• [What needs to be done] Print each line exactly as it is given.

• [Input data]

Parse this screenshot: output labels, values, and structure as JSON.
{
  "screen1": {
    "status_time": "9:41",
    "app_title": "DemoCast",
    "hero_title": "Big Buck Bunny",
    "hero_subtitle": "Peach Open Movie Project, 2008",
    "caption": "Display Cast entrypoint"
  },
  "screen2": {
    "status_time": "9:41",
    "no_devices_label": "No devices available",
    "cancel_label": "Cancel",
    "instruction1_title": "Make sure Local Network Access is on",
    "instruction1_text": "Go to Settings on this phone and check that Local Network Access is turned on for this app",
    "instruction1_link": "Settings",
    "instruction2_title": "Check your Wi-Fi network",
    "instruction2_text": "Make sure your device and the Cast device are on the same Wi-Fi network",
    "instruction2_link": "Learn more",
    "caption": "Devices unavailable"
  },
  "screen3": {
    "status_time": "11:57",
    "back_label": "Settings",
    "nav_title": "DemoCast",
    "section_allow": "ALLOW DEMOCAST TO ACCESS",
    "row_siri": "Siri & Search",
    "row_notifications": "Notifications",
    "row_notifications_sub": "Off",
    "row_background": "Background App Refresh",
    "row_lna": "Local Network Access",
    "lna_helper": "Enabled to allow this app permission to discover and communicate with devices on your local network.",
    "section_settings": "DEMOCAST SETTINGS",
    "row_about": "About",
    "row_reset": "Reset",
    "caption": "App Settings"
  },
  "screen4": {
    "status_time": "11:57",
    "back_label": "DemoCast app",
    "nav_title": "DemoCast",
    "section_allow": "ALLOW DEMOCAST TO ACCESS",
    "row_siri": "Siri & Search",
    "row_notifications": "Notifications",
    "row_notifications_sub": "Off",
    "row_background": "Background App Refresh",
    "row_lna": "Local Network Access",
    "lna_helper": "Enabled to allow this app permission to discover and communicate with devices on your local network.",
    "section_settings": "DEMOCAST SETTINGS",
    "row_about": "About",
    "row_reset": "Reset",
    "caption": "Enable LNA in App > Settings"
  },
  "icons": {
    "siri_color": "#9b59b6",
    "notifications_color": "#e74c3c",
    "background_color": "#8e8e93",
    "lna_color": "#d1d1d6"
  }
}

• [Exercise result]
Parse this screenshot: output labels, values, and structure as JSON.
{
  "screen1": {
    "status_time": "9:41",
    "app_title": "DemoCast",
    "hero_title": "Big Buck Bunny",
    "hero_subtitle": "Peach Open Movie Project, 2008",
    "caption": "Display Cast entrypoint"
  },
  "screen2": {
    "status_time": "9:41",
    "no_devices_label": "No devices available",
    "cancel_label": "Cancel",
    "instruction1_title": "Make sure Local Network Access is on",
    "instruction1_text": "Go to Settings on this phone and check that Local Network Access is turned on for this app",
    "instruction1_link": "Settings",
    "instruction2_title": "Check your Wi-Fi network",
    "instruction2_text": "Make sure your device and the Cast device are on the same Wi-Fi network",
    "instruction2_link": "Learn more",
    "caption": "Devices unavailable"
  },
  "screen3": {
    "status_time": "11:57",
    "back_label": "Settings",
    "nav_title": "DemoCast",
    "section_allow": "ALLOW DEMOCAST TO ACCESS",
    "row_siri": "Siri & Search",
    "row_notifications": "Notifications",
    "row_notifications_sub": "Off",
    "row_background": "Background App Refresh",
    "row_lna": "Local Network Access",
    "lna_helper": "Enabled to allow this app permission to discover and communicate with devices on your local network.",
    "section_settings": "DEMOCAST SETTINGS",
    "row_about": "About",
    "row_reset": "Reset",
    "caption": "App Settings"
  },
  "screen4": {
    "status_time": "11:57",
    "back_label": "DemoCast app",
    "nav_title": "DemoCast",
    "section_allow": "ALLOW DEMOCAST TO ACCESS",
    "row_siri": "Siri & Search",
    "row_notifications": "Notifications",
    "row_notifications_sub": "Off",
    "row_background": "Background App Refresh",
    "row_lna": "Local Network Access",
    "lna_helper": "Enabled to allow this app permission to discover and communicate with devices on your local network.",
    "section_settings": "DEMOCAST SETTINGS",
    "row_about": "About",
    "row_reset": "Reset",
    "caption": "Enable LNA in App > Settings"
  },
  "icons": {
    "siri_color": "#9b59b6",
    "notifications_color": "#e74c3c",
    "background_color": "#8e8e93",
    "lna_color": "#d1d1d6"
  }
}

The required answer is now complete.